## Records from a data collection

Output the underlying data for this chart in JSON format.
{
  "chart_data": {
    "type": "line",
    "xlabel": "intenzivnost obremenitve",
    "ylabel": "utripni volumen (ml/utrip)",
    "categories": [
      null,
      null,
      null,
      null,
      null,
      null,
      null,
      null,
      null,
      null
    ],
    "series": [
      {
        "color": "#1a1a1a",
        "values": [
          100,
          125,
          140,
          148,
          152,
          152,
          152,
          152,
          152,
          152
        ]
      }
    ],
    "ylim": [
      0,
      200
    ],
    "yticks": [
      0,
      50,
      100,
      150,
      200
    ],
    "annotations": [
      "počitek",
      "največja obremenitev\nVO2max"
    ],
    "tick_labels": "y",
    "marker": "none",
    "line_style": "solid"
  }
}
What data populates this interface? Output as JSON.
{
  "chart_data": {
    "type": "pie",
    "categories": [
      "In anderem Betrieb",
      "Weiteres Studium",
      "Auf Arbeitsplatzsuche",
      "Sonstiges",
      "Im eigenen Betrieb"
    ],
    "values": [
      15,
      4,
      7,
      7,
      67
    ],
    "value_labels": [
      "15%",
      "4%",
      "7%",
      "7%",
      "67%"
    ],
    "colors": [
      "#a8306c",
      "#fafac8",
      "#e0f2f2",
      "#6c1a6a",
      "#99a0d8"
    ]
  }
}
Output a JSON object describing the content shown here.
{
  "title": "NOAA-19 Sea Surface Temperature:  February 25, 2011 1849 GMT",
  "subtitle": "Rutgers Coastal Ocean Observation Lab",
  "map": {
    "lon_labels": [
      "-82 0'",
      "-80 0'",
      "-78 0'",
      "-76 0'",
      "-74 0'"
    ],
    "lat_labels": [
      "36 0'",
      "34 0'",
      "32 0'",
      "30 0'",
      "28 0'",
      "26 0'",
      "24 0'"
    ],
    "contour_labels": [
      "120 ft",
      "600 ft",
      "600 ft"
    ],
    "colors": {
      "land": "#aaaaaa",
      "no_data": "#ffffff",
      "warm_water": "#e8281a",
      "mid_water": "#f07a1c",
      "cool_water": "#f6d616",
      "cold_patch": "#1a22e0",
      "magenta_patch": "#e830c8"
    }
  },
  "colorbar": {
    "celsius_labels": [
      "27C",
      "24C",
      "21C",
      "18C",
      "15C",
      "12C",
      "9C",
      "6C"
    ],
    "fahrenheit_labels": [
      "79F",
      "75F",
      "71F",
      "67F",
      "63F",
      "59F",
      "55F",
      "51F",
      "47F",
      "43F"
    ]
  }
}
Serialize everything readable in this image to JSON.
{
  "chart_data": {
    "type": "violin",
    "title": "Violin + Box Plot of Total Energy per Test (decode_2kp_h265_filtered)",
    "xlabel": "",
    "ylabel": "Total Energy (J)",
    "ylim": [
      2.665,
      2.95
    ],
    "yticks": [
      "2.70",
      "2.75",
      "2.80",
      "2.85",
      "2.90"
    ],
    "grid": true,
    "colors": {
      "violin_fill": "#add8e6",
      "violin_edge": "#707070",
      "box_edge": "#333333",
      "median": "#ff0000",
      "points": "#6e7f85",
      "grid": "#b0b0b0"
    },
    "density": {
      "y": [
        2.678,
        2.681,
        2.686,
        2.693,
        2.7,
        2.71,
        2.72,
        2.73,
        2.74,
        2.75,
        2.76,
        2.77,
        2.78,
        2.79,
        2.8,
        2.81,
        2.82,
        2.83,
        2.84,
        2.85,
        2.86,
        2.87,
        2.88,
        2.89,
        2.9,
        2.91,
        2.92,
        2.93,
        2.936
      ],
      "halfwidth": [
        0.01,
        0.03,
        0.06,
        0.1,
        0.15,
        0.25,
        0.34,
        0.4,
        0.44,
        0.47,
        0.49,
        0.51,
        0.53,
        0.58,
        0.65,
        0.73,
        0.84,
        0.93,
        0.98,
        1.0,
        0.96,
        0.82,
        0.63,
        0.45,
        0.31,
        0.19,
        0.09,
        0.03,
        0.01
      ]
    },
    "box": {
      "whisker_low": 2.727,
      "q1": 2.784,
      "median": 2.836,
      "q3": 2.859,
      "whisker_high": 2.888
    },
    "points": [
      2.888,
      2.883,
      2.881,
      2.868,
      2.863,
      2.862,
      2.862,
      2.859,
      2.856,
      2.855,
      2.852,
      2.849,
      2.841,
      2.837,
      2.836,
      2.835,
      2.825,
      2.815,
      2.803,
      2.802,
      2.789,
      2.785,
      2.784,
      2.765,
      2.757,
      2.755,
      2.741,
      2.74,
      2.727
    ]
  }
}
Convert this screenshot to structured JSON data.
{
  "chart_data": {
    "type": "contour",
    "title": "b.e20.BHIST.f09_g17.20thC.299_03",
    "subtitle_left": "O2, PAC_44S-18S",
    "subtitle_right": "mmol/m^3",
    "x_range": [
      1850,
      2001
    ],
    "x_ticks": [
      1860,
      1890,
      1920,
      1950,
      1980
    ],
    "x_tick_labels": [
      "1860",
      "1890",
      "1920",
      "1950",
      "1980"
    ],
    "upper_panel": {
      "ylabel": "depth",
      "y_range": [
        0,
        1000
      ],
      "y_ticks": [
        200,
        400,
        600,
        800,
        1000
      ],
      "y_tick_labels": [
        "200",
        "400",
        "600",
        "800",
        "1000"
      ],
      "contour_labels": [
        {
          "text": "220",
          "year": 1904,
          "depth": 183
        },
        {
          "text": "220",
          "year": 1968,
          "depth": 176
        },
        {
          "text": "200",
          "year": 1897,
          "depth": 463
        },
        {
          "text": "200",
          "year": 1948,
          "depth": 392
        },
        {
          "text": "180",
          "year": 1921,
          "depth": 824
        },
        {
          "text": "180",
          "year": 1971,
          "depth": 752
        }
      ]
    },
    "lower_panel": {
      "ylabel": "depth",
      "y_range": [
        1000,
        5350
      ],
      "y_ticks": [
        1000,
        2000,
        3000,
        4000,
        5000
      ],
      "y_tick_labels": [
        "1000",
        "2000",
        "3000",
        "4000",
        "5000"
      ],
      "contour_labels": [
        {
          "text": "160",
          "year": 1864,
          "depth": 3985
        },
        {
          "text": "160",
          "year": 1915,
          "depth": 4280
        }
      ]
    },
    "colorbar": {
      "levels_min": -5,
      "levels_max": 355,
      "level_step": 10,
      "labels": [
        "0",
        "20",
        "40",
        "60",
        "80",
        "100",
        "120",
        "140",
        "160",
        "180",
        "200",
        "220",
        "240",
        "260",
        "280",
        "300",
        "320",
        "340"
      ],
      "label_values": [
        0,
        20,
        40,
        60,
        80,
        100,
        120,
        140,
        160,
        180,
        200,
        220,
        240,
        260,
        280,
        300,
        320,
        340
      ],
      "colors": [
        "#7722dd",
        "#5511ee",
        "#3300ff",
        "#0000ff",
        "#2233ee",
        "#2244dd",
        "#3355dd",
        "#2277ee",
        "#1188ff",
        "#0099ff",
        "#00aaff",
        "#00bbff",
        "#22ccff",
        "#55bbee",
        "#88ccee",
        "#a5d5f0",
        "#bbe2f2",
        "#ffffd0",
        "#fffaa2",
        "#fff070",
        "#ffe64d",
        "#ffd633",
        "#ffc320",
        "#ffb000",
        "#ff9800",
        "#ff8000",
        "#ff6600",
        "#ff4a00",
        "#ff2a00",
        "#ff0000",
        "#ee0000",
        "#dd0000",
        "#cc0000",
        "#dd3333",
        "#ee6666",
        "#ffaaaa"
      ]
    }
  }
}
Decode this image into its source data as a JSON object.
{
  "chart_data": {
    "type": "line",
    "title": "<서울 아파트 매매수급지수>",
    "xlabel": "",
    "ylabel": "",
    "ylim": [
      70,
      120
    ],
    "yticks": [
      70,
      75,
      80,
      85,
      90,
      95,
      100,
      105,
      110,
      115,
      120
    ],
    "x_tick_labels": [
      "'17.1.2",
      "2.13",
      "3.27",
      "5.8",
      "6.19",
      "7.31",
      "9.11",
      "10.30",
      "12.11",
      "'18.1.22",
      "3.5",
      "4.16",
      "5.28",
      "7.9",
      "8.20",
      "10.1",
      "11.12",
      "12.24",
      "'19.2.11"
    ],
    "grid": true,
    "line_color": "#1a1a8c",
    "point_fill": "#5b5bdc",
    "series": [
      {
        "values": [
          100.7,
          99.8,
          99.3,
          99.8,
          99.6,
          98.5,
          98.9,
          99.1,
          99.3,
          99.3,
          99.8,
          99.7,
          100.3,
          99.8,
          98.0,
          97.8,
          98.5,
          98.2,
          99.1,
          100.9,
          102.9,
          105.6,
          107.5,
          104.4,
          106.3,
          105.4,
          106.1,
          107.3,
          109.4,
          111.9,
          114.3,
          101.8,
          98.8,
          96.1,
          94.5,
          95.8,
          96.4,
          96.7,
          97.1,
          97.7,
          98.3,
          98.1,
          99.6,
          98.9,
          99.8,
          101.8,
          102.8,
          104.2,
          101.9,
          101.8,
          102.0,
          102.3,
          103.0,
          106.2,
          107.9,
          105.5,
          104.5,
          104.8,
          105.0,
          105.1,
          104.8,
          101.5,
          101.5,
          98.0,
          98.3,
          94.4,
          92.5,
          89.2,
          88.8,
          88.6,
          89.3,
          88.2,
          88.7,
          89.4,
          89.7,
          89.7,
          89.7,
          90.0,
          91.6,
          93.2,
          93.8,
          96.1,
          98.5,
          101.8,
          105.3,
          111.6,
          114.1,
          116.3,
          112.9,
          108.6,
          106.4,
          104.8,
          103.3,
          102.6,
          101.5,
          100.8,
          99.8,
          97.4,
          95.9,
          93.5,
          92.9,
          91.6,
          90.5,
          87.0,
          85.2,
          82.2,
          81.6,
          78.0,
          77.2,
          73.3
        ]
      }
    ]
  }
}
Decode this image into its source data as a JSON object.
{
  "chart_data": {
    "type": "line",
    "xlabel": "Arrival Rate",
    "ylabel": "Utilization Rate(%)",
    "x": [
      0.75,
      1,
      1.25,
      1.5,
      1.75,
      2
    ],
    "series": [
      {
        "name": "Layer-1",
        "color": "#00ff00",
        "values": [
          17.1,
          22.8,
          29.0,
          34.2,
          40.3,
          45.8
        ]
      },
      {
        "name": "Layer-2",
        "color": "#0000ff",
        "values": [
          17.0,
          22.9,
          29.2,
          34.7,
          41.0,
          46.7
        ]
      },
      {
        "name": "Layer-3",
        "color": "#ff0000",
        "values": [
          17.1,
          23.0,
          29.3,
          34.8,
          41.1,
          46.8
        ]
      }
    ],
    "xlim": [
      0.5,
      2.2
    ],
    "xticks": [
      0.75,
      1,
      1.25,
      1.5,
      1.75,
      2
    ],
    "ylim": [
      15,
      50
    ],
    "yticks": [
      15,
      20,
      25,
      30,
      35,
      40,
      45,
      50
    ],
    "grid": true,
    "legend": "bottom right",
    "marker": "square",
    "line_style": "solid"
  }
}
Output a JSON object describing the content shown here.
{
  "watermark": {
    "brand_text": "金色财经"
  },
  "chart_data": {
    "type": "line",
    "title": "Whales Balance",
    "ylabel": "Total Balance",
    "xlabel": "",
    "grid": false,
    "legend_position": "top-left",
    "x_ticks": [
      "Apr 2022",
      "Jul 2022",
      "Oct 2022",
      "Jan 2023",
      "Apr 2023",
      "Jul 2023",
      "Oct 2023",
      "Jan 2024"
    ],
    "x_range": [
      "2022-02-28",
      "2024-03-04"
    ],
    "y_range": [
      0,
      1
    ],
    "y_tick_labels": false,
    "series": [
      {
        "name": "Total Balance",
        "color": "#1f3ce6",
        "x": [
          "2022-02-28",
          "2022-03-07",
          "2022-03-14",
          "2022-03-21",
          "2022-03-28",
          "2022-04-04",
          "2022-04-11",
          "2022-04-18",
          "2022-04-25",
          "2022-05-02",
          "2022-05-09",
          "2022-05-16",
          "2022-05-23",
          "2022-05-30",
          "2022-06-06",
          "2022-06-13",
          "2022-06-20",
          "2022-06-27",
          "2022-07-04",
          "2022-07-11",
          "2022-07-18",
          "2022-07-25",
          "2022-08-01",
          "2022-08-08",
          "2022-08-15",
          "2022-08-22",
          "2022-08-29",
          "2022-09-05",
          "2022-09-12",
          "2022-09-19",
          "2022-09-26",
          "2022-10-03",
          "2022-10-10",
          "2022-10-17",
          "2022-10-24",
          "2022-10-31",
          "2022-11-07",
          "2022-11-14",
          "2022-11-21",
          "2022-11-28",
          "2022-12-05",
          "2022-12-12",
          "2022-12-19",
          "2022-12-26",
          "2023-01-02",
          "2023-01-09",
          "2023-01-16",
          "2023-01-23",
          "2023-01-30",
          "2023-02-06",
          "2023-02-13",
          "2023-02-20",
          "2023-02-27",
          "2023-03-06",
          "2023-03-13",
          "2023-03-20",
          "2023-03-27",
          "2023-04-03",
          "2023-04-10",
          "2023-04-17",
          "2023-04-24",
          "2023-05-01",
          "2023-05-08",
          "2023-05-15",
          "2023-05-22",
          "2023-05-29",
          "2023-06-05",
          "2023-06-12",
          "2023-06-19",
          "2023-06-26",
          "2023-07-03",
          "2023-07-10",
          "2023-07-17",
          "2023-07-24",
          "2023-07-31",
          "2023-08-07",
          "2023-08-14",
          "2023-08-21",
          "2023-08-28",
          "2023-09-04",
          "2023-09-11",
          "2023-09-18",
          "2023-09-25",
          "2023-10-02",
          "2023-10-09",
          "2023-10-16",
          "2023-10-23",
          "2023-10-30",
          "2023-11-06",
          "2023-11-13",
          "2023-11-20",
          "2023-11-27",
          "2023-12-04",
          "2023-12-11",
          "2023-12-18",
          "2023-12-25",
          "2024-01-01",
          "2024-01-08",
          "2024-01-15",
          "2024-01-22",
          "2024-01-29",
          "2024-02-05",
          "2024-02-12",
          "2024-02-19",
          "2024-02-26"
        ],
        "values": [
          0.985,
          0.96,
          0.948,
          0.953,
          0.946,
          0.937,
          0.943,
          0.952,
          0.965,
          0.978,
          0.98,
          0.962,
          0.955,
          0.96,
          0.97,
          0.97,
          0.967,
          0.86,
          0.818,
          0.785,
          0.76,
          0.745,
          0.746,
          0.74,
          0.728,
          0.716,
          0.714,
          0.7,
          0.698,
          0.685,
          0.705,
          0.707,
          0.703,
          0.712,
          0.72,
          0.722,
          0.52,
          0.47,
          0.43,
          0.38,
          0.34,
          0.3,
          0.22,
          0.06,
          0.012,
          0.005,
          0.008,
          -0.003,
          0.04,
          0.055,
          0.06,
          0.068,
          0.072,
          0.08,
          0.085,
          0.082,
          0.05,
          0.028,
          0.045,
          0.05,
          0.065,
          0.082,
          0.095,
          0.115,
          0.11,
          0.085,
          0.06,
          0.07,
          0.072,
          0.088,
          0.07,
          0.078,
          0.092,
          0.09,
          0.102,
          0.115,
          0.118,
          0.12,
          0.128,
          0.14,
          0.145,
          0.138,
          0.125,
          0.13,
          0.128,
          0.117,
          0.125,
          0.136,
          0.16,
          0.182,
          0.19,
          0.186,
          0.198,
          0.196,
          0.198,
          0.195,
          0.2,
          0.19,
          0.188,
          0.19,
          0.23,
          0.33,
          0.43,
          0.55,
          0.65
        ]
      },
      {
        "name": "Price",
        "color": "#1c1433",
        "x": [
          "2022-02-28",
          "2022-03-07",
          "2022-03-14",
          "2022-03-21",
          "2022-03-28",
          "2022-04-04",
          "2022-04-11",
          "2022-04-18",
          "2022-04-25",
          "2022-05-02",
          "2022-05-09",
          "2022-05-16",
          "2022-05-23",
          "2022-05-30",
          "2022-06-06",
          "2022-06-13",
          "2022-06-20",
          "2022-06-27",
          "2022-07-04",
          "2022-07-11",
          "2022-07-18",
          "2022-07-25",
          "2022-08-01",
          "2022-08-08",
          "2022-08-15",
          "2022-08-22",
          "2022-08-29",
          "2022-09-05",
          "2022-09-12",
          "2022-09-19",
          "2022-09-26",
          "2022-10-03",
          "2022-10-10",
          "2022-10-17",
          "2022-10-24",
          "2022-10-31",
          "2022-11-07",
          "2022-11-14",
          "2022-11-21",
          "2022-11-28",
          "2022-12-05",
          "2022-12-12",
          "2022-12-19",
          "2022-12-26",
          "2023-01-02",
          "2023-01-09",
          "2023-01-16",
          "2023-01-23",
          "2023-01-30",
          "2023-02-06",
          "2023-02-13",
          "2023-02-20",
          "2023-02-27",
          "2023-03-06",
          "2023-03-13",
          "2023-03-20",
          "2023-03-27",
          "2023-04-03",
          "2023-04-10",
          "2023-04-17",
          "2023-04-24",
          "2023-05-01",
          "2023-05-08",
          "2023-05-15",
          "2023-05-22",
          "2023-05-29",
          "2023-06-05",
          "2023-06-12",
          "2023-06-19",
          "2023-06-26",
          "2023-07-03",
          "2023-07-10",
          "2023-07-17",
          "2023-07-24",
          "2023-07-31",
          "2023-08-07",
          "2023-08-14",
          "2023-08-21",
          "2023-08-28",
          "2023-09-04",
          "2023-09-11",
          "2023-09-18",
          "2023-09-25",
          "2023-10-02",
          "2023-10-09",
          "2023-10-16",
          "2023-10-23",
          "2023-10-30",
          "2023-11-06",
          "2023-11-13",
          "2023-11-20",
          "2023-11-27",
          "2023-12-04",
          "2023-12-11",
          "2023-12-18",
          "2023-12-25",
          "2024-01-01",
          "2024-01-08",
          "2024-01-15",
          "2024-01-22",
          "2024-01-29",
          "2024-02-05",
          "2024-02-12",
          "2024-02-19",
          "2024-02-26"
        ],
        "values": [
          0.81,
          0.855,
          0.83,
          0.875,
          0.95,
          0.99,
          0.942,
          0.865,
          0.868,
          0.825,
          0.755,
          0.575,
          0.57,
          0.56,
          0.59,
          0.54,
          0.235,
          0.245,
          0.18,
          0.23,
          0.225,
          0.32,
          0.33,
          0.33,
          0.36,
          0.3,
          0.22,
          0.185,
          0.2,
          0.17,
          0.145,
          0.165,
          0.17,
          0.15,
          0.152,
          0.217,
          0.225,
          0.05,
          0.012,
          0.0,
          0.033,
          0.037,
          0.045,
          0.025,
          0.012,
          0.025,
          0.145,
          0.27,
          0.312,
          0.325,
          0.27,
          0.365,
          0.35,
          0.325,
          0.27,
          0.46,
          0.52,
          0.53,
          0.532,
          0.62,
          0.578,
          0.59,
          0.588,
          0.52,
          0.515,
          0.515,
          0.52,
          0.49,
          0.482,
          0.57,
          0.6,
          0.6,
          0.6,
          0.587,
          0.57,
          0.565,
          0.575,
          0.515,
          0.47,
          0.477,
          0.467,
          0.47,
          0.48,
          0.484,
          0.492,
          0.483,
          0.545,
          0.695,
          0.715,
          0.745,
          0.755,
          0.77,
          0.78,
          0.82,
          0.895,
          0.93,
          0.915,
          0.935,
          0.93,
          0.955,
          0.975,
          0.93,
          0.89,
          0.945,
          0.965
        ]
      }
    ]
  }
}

## EXERCISE
Give every line of the material that includes the string "Layer".

## RESULT OF THE EXERCISE
        "name": "Layer-1",
        "name": "Layer-2",
        "name": "Layer-3",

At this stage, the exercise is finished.